INSTRUCTION — Search the listing below for "Rucola". Copy each matching line.

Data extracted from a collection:
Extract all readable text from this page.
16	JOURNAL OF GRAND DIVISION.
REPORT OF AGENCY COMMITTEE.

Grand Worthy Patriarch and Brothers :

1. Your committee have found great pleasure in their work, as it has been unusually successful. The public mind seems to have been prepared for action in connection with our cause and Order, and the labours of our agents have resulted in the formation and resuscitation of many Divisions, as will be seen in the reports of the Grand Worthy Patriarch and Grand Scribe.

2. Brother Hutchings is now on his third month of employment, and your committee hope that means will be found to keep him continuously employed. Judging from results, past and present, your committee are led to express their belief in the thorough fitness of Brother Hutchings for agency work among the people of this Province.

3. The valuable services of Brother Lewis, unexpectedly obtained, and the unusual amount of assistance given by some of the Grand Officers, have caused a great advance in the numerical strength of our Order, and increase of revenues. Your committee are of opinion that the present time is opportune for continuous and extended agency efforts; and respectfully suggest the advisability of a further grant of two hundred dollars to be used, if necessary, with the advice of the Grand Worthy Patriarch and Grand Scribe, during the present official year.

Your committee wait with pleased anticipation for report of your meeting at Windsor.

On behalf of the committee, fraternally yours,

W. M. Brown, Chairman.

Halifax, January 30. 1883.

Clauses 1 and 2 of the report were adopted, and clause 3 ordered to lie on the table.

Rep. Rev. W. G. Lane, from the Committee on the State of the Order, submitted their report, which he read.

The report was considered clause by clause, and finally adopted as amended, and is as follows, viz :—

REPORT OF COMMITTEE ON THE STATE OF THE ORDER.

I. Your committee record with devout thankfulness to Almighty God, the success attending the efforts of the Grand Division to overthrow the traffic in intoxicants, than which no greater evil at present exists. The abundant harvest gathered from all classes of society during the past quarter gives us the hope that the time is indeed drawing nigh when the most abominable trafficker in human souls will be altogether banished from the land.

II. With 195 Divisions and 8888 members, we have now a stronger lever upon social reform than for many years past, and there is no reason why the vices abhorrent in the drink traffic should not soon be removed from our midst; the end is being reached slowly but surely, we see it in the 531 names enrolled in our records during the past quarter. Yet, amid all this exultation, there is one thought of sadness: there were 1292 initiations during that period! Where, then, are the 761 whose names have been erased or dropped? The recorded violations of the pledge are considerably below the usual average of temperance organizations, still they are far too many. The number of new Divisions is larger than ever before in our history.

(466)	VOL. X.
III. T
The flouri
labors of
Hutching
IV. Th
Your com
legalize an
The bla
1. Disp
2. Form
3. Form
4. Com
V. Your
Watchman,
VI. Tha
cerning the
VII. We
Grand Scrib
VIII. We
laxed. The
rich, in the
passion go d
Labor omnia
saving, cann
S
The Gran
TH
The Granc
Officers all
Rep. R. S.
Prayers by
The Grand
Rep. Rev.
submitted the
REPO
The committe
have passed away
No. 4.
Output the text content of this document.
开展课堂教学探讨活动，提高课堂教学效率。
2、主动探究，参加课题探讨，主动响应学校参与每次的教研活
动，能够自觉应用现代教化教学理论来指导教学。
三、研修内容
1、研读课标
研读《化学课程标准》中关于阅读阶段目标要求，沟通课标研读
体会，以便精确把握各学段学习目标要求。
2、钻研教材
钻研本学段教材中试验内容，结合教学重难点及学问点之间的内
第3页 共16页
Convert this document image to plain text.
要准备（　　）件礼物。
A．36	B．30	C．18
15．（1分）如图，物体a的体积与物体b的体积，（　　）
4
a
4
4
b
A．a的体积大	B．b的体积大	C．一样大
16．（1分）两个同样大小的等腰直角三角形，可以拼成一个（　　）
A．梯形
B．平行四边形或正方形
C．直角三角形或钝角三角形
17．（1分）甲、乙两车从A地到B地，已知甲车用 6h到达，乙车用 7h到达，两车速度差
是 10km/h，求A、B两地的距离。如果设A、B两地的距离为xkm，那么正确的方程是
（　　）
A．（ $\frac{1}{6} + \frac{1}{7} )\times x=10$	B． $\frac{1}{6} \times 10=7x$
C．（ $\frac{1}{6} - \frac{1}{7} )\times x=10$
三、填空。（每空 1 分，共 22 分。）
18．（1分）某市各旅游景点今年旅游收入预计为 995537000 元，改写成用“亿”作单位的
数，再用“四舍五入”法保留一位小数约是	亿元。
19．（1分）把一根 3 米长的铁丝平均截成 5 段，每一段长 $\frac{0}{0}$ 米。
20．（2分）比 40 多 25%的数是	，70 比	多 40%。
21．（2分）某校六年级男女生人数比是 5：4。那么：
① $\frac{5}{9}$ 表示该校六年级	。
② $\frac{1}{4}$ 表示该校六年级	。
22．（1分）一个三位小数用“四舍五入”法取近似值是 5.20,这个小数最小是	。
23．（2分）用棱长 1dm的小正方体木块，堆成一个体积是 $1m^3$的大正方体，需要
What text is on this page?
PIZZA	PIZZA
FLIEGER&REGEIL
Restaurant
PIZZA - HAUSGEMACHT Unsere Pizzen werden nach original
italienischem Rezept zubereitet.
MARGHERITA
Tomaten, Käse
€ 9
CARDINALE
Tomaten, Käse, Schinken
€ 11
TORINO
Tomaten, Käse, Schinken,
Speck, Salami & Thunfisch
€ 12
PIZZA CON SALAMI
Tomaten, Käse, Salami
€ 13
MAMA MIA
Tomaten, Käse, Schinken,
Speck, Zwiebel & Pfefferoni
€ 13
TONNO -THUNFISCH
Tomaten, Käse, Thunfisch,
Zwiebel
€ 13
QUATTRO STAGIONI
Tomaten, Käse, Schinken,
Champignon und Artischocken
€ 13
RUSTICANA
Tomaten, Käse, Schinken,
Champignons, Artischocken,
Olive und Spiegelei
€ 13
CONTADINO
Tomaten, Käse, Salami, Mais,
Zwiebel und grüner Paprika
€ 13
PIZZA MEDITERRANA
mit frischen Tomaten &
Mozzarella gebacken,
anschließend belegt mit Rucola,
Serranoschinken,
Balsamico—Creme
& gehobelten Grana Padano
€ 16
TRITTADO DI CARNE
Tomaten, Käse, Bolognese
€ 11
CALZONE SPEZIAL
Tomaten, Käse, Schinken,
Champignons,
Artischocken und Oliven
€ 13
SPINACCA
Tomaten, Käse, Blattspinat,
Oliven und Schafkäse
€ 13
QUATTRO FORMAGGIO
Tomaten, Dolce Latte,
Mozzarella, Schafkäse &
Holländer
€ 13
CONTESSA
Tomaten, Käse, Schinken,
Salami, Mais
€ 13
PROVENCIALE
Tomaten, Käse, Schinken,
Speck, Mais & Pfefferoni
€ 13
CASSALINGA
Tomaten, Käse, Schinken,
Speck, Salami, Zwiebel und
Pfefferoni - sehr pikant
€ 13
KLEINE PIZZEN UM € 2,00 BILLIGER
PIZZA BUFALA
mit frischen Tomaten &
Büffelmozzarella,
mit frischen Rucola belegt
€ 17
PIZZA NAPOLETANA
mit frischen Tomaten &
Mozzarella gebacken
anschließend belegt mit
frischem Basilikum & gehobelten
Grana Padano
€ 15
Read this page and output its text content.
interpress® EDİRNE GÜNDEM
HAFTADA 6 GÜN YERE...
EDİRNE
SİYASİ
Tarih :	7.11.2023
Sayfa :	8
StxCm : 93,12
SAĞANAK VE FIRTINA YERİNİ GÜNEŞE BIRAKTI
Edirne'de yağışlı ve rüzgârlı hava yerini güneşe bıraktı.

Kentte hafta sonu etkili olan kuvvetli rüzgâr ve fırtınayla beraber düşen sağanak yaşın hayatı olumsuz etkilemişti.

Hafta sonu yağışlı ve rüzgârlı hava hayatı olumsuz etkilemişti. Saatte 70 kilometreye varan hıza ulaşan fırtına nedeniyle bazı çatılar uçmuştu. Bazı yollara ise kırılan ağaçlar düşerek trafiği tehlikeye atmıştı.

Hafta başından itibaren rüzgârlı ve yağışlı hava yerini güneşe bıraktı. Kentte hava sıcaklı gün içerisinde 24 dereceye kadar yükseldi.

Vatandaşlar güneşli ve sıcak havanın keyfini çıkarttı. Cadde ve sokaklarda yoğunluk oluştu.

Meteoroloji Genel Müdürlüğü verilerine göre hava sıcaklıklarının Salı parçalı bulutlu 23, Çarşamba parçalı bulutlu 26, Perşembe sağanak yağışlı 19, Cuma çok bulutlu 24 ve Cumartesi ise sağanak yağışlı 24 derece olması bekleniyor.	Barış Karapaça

RESPONSE —
anschließend belegt mit Rucola,
mit frischen Rucola belegt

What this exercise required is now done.